- **Records for this exercise**:
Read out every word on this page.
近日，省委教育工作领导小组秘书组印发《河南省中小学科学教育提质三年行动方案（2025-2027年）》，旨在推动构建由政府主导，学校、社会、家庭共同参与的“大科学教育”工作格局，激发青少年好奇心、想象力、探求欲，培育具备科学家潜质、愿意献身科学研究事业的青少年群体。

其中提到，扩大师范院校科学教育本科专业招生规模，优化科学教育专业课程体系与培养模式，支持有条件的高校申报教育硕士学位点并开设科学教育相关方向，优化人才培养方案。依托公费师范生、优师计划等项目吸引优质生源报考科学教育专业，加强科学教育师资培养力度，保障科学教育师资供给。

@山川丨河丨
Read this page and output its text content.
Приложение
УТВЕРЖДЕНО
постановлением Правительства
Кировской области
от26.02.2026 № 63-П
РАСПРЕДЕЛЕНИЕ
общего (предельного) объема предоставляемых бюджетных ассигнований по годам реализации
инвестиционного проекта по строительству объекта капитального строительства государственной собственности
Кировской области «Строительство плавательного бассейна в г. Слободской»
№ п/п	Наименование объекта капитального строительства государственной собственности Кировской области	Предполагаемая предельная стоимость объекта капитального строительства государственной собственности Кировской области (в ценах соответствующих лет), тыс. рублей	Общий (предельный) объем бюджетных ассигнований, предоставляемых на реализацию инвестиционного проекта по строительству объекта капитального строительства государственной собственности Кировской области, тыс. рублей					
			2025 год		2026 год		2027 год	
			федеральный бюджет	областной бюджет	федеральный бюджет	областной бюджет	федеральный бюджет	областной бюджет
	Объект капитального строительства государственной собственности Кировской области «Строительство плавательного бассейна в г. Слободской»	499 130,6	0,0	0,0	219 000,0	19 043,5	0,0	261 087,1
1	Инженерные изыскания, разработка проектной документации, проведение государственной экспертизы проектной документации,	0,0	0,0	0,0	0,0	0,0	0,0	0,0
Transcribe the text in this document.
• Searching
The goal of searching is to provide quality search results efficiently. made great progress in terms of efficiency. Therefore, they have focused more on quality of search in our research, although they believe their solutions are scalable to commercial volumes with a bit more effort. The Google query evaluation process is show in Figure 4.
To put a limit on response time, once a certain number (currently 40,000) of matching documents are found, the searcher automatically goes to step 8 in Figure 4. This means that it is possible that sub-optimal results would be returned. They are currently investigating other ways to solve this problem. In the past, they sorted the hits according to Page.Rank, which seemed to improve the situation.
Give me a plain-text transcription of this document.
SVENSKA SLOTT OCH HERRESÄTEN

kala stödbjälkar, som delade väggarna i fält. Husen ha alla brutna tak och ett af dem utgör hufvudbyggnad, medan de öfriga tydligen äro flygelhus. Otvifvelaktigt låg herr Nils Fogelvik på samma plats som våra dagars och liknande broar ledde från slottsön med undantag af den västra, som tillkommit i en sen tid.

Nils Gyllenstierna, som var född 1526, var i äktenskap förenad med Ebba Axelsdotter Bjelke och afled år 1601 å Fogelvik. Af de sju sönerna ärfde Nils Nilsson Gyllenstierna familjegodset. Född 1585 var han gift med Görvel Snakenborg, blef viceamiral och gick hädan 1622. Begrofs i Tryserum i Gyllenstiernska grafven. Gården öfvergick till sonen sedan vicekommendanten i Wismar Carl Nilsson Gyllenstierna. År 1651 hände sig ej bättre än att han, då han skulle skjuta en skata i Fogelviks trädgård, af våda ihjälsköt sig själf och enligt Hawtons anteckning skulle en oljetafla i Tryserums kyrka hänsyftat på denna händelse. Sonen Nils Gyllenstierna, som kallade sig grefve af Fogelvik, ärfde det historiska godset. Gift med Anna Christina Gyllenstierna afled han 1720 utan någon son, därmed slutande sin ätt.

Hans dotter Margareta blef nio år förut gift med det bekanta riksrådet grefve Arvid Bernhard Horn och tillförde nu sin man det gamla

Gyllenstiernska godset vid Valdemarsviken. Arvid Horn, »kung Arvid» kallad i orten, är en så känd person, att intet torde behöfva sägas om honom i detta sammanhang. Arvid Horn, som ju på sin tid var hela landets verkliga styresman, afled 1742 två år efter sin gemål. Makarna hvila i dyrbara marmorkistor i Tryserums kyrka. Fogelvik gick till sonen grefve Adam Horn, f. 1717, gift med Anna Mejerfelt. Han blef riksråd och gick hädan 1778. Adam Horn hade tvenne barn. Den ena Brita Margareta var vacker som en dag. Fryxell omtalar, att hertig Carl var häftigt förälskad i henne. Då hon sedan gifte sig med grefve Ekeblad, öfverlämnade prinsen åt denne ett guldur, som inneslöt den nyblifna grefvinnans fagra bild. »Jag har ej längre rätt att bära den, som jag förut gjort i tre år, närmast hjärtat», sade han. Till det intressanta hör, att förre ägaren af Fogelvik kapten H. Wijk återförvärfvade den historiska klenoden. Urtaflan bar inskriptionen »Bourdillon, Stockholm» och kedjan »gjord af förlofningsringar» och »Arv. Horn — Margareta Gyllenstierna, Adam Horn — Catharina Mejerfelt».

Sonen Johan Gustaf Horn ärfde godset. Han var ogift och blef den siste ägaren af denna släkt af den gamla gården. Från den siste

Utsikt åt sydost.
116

- **Problem**: Go through the listing and copy all of it exactly.

- **Result**:
Read out every word on this page.
近日，省委教育工作领导小组秘书组印发《河南省中小学科学教育提质三年行动方案（2025-2027年）》，旨在推动构建由政府主导，学校、社会、家庭共同参与的“大科学教育”工作格局，激发青少年好奇心、想象力、探求欲，培育具备科学家潜质、愿意献身科学研究事业的青少年群体。

其中提到，扩大师范院校科学教育本科专业招生规模，优化科学教育专业课程体系与培养模式，支持有条件的高校申报教育硕士学位点并开设科学教育相关方向，优化人才培养方案。依托公费师范生、优师计划等项目吸引优质生源报考科学教育专业，加强科学教育师资培养力度，保障科学教育师资供给。

@山川丨河丨
Read this page and output its text content.
Приложение
УТВЕРЖДЕНО
постановлением Правительства
Кировской области
от26.02.2026 № 63-П
РАСПРЕДЕЛЕНИЕ
общего (предельного) объема предоставляемых бюджетных ассигнований по годам реализации
инвестиционного проекта по строительству объекта капитального строительства государственной собственности
Кировской области «Строительство плавательного бассейна в г. Слободской»
№ п/п	Наименование объекта капитального строительства государственной собственности Кировской области	Предполагаемая предельная стоимость объекта капитального строительства государственной собственности Кировской области (в ценах соответствующих лет), тыс. рублей	Общий (предельный) объем бюджетных ассигнований, предоставляемых на реализацию инвестиционного проекта по строительству объекта капитального строительства государственной собственности Кировской области, тыс. рублей					
			2025 год		2026 год		2027 год	
			федеральный бюджет	областной бюджет	федеральный бюджет	областной бюджет	федеральный бюджет	областной бюджет
	Объект капитального строительства государственной собственности Кировской области «Строительство плавательного бассейна в г. Слободской»	499 130,6	0,0	0,0	219 000,0	19 043,5	0,0	261 087,1
1	Инженерные изыскания, разработка проектной документации, проведение государственной экспертизы проектной документации,	0,0	0,0	0,0	0,0	0,0	0,0	0,0
Transcribe the text in this document.
• Searching
The goal of searching is to provide quality search results efficiently. made great progress in terms of efficiency. Therefore, they have focused more on quality of search in our research, although they believe their solutions are scalable to commercial volumes with a bit more effort. The Google query evaluation process is show in Figure 4.
To put a limit on response time, once a certain number (currently 40,000) of matching documents are found, the searcher automatically goes to step 8 in Figure 4. This means that it is possible that sub-optimal results would be returned. They are currently investigating other ways to solve this problem. In the past, they sorted the hits according to Page.Rank, which seemed to improve the situation.
Give me a plain-text transcription of this document.
SVENSKA SLOTT OCH HERRESÄTEN

kala stödbjälkar, som delade väggarna i fält. Husen ha alla brutna tak och ett af dem utgör hufvudbyggnad, medan de öfriga tydligen äro flygelhus. Otvifvelaktigt låg herr Nils Fogelvik på samma plats som våra dagars och liknande broar ledde från slottsön med undantag af den västra, som tillkommit i en sen tid.

Nils Gyllenstierna, som var född 1526, var i äktenskap förenad med Ebba Axelsdotter Bjelke och afled år 1601 å Fogelvik. Af de sju sönerna ärfde Nils Nilsson Gyllenstierna familjegodset. Född 1585 var han gift med Görvel Snakenborg, blef viceamiral och gick hädan 1622. Begrofs i Tryserum i Gyllenstiernska grafven. Gården öfvergick till sonen sedan vicekommendanten i Wismar Carl Nilsson Gyllenstierna. År 1651 hände sig ej bättre än att han, då han skulle skjuta en skata i Fogelviks trädgård, af våda ihjälsköt sig själf och enligt Hawtons anteckning skulle en oljetafla i Tryserums kyrka hänsyftat på denna händelse. Sonen Nils Gyllenstierna, som kallade sig grefve af Fogelvik, ärfde det historiska godset. Gift med Anna Christina Gyllenstierna afled han 1720 utan någon son, därmed slutande sin ätt.

Hans dotter Margareta blef nio år förut gift med det bekanta riksrådet grefve Arvid Bernhard Horn och tillförde nu sin man det gamla

Gyllenstiernska godset vid Valdemarsviken. Arvid Horn, »kung Arvid» kallad i orten, är en så känd person, att intet torde behöfva sägas om honom i detta sammanhang. Arvid Horn, som ju på sin tid var hela landets verkliga styresman, afled 1742 två år efter sin gemål. Makarna hvila i dyrbara marmorkistor i Tryserums kyrka. Fogelvik gick till sonen grefve Adam Horn, f. 1717, gift med Anna Mejerfelt. Han blef riksråd och gick hädan 1778. Adam Horn hade tvenne barn. Den ena Brita Margareta var vacker som en dag. Fryxell omtalar, att hertig Carl var häftigt förälskad i henne. Då hon sedan gifte sig med grefve Ekeblad, öfverlämnade prinsen åt denne ett guldur, som inneslöt den nyblifna grefvinnans fagra bild. »Jag har ej längre rätt att bära den, som jag förut gjort i tre år, närmast hjärtat», sade han. Till det intressanta hör, att förre ägaren af Fogelvik kapten H. Wijk återförvärfvade den historiska klenoden. Urtaflan bar inskriptionen »Bourdillon, Stockholm» och kedjan »gjord af förlofningsringar» och »Arv. Horn — Margareta Gyllenstierna, Adam Horn — Catharina Mejerfelt».

Sonen Johan Gustaf Horn ärfde godset. Han var ogift och blef den siste ägaren af denna släkt af den gamla gården. Från den siste

Utsikt åt sydost.
116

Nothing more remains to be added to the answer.